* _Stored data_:
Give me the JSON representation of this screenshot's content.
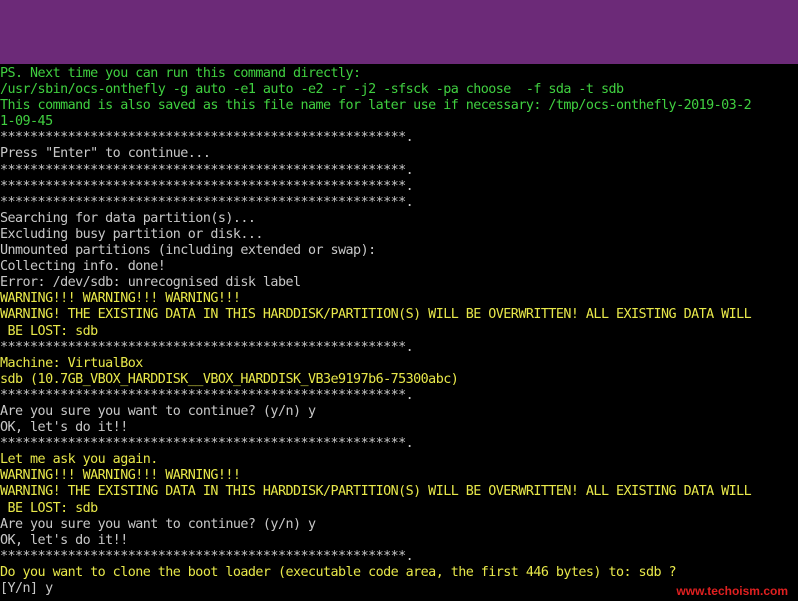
{
  "terminal": {
    "lines": [
      {
        "text": "PS. Next time you can run this command directly:",
        "color": "green"
      },
      {
        "text": "/usr/sbin/ocs-onthefly -g auto -e1 auto -e2 -r -j2 -sfsck -pa choose  -f sda -t sdb",
        "color": "green"
      },
      {
        "text": "This command is also saved as this file name for later use if necessary: /tmp/ocs-onthefly-2019-03-2",
        "color": "green"
      },
      {
        "text": "1-09-45",
        "color": "green"
      },
      {
        "text": "******************************************************.",
        "color": "white"
      },
      {
        "text": "Press \"Enter\" to continue...",
        "color": "white"
      },
      {
        "text": "******************************************************.",
        "color": "white"
      },
      {
        "text": "******************************************************.",
        "color": "white"
      },
      {
        "text": "******************************************************.",
        "color": "white"
      },
      {
        "text": "Searching for data partition(s)...",
        "color": "white"
      },
      {
        "text": "Excluding busy partition or disk...",
        "color": "white"
      },
      {
        "text": "Unmounted partitions (including extended or swap):",
        "color": "white"
      },
      {
        "text": "Collecting info. done!",
        "color": "white"
      },
      {
        "text": "Error: /dev/sdb: unrecognised disk label",
        "color": "white"
      },
      {
        "text": "WARNING!!! WARNING!!! WARNING!!!",
        "color": "yellow"
      },
      {
        "text": "WARNING! THE EXISTING DATA IN THIS HARDDISK/PARTITION(S) WILL BE OVERWRITTEN! ALL EXISTING DATA WILL",
        "color": "yellow"
      },
      {
        "text": " BE LOST: sdb",
        "color": "yellow"
      },
      {
        "text": "******************************************************.",
        "color": "white"
      },
      {
        "text": "Machine: VirtualBox",
        "color": "yellow"
      },
      {
        "text": "sdb (10.7GB_VBOX_HARDDISK__VBOX_HARDDISK_VB3e9197b6-75300abc)",
        "color": "yellow"
      },
      {
        "text": "******************************************************.",
        "color": "white"
      },
      {
        "text": "Are you sure you want to continue? (y/n) y",
        "color": "white"
      },
      {
        "text": "OK, let's do it!!",
        "color": "white"
      },
      {
        "text": "******************************************************.",
        "color": "white"
      },
      {
        "text": "Let me ask you again.",
        "color": "yellow"
      },
      {
        "text": "WARNING!!! WARNING!!! WARNING!!!",
        "color": "yellow"
      },
      {
        "text": "WARNING! THE EXISTING DATA IN THIS HARDDISK/PARTITION(S) WILL BE OVERWRITTEN! ALL EXISTING DATA WILL",
        "color": "yellow"
      },
      {
        "text": " BE LOST: sdb",
        "color": "yellow"
      },
      {
        "text": "Are you sure you want to continue? (y/n) y",
        "color": "white"
      },
      {
        "text": "OK, let's do it!!",
        "color": "white"
      },
      {
        "text": "******************************************************.",
        "color": "white"
      },
      {
        "text": "Do you want to clone the boot loader (executable code area, the first 446 bytes) to: sdb ?",
        "color": "yellow"
      },
      {
        "text": "[Y/n] y",
        "color": "white"
      }
    ]
  },
  "watermark": "www.techoism.com",
  "colors": {
    "titlebar": "#6c2a78",
    "background": "#000000",
    "white": "#c8c8c8",
    "green": "#40d040",
    "yellow": "#e8e84a",
    "watermark": "#e02020"
  }
}
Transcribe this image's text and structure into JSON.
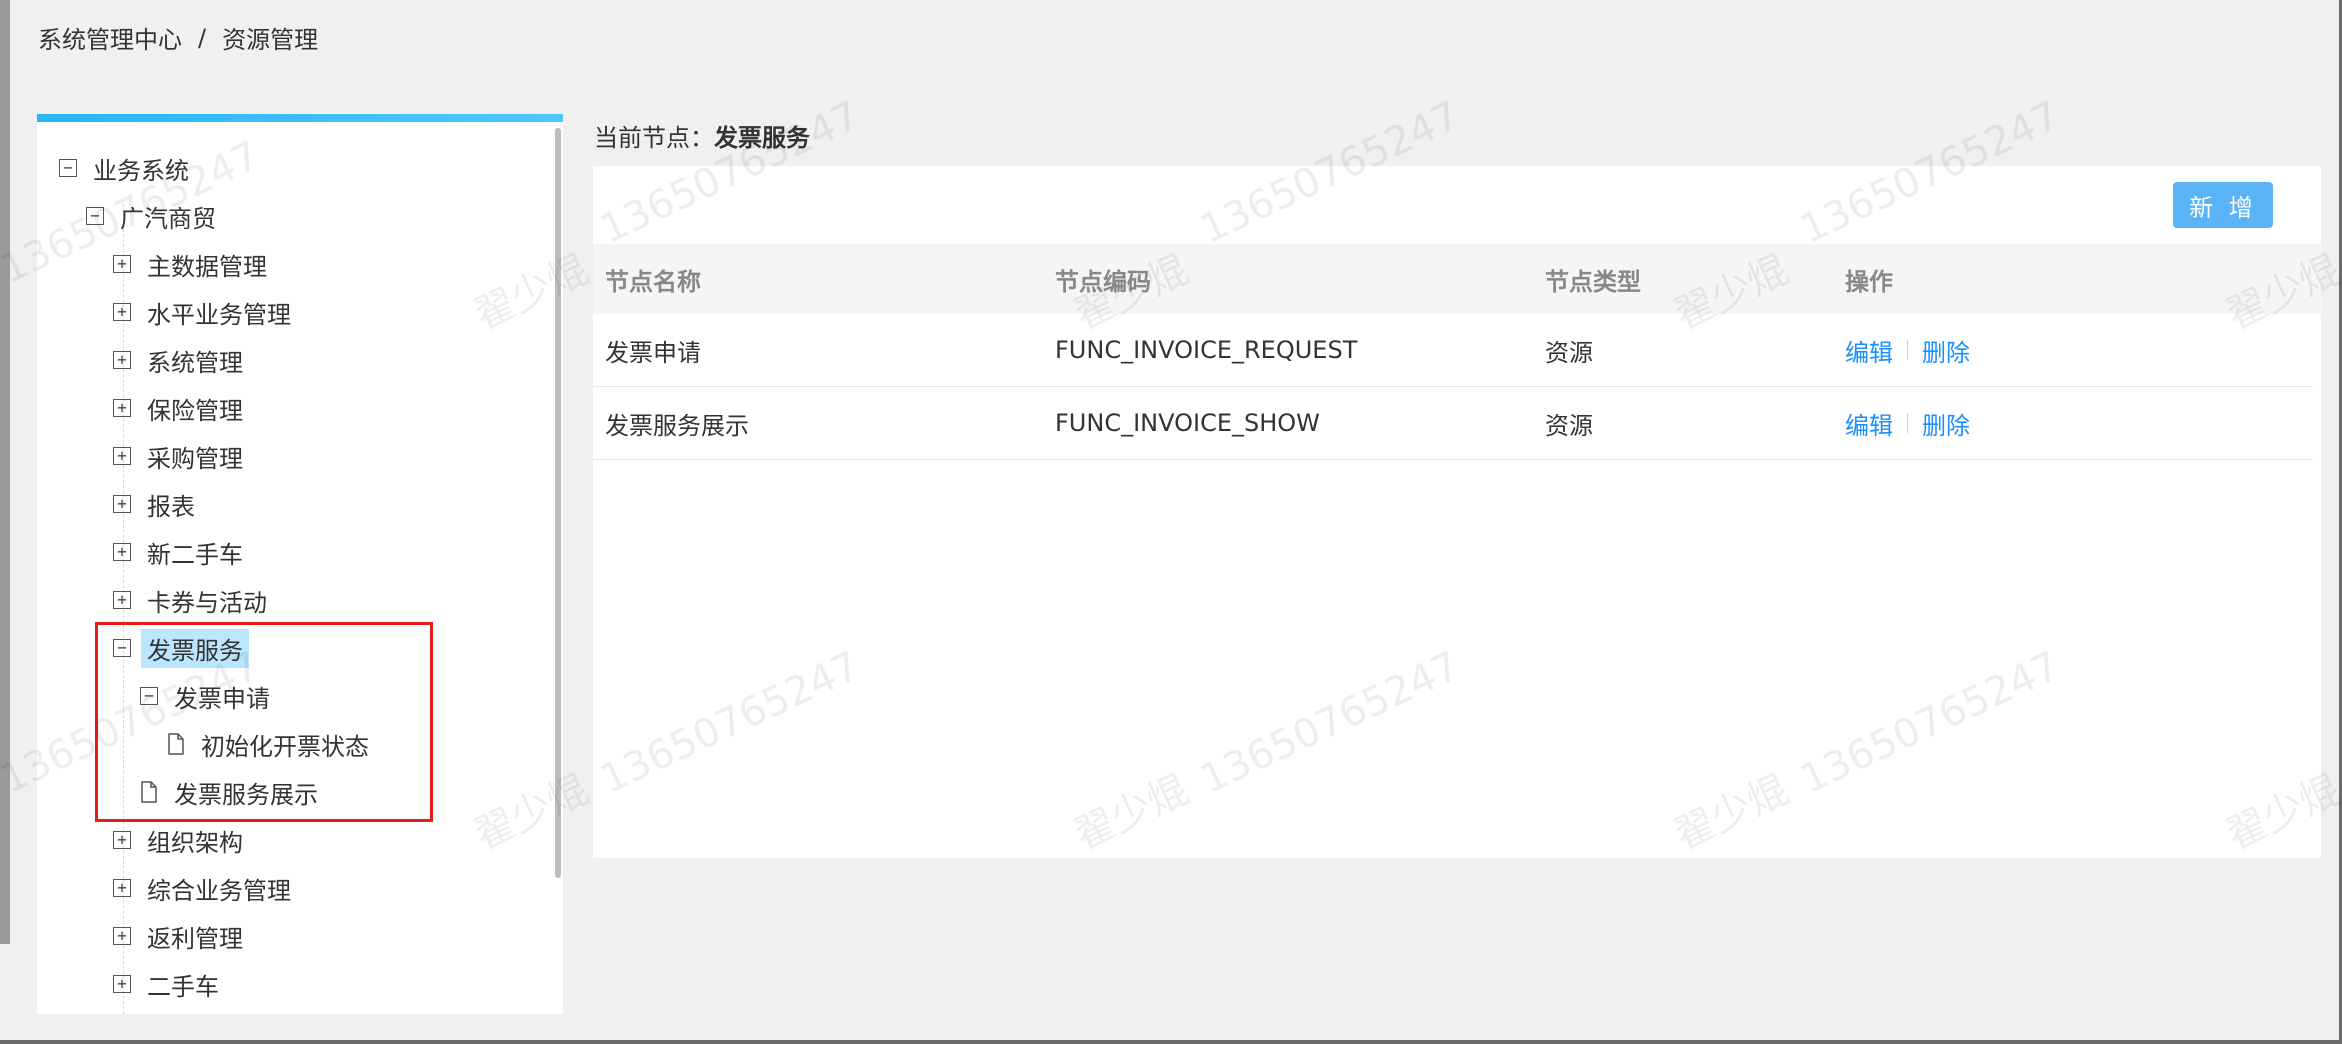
{
  "breadcrumb": {
    "items": [
      "系统管理中心",
      "资源管理"
    ],
    "separator": "/"
  },
  "tree": {
    "nodes": [
      {
        "label": "业务系统",
        "expanded": true
      },
      {
        "label": "广汽商贸",
        "expanded": true
      },
      {
        "label": "主数据管理",
        "expanded": false
      },
      {
        "label": "水平业务管理",
        "expanded": false
      },
      {
        "label": "系统管理",
        "expanded": false
      },
      {
        "label": "保险管理",
        "expanded": false
      },
      {
        "label": "采购管理",
        "expanded": false
      },
      {
        "label": "报表",
        "expanded": false
      },
      {
        "label": "新二手车",
        "expanded": false
      },
      {
        "label": "卡券与活动",
        "expanded": false
      },
      {
        "label": "发票服务",
        "expanded": true,
        "selected": true
      },
      {
        "label": "发票申请",
        "expanded": true
      },
      {
        "label": "初始化开票状态",
        "leaf": true
      },
      {
        "label": "发票服务展示",
        "leaf": true
      },
      {
        "label": "组织架构",
        "expanded": false
      },
      {
        "label": "综合业务管理",
        "expanded": false
      },
      {
        "label": "返利管理",
        "expanded": false
      },
      {
        "label": "二手车",
        "expanded": false
      }
    ]
  },
  "current_node": {
    "label": "当前节点：",
    "value": "发票服务"
  },
  "toolbar": {
    "add_label": "新 增"
  },
  "table": {
    "headers": [
      "节点名称",
      "节点编码",
      "节点类型",
      "操作"
    ],
    "rows": [
      {
        "name": "发票申请",
        "code": "FUNC_INVOICE_REQUEST",
        "type": "资源",
        "edit": "编辑",
        "delete": "删除"
      },
      {
        "name": "发票服务展示",
        "code": "FUNC_INVOICE_SHOW",
        "type": "资源",
        "edit": "编辑",
        "delete": "删除"
      }
    ]
  },
  "watermark": {
    "name": "翟少焜",
    "number": "13650765247"
  },
  "colors": {
    "accent": "#1890ff",
    "add_button": "#5ab3f5",
    "selected_bg": "#bae7ff",
    "highlight_border": "#e51c1c",
    "topbar": "#28b6f6"
  },
  "icons": {
    "collapse": "minus-square-icon",
    "expand": "plus-square-icon",
    "leaf": "file-icon"
  }
}
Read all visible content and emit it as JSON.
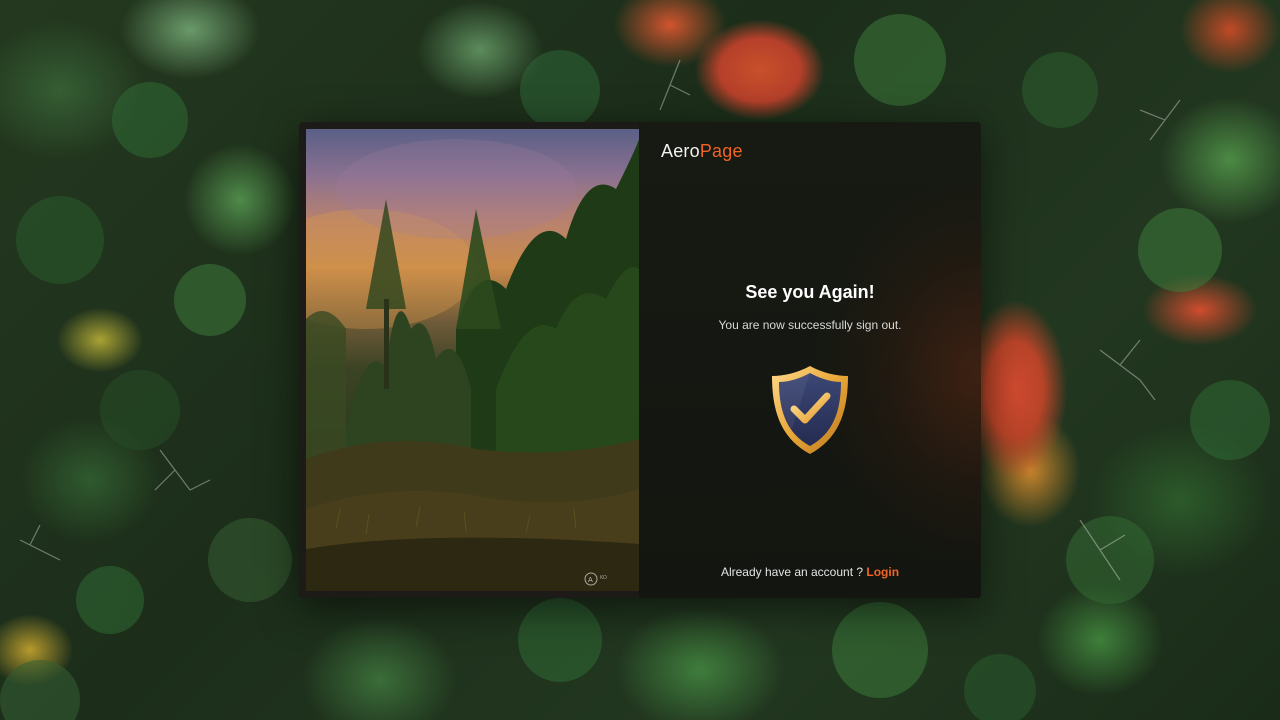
{
  "brand": {
    "name_part1": "Aero",
    "name_part2": "Page",
    "accent_color": "#f06425"
  },
  "signout": {
    "title": "See you Again!",
    "message": "You are now successfully sign out.",
    "icon": "shield-check-icon"
  },
  "footer": {
    "prompt": "Already have an account ? ",
    "login_label": "Login"
  },
  "photo": {
    "description_icon": "forest-sunset-image"
  }
}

* _WHAT THE TASK REQUIRES_:
Track down every line of the material containing the string "square", and copy it.

* _EXERCISE SOLUTION_:
    "collapse": "minus-square-icon",
    "expand": "plus-square-icon",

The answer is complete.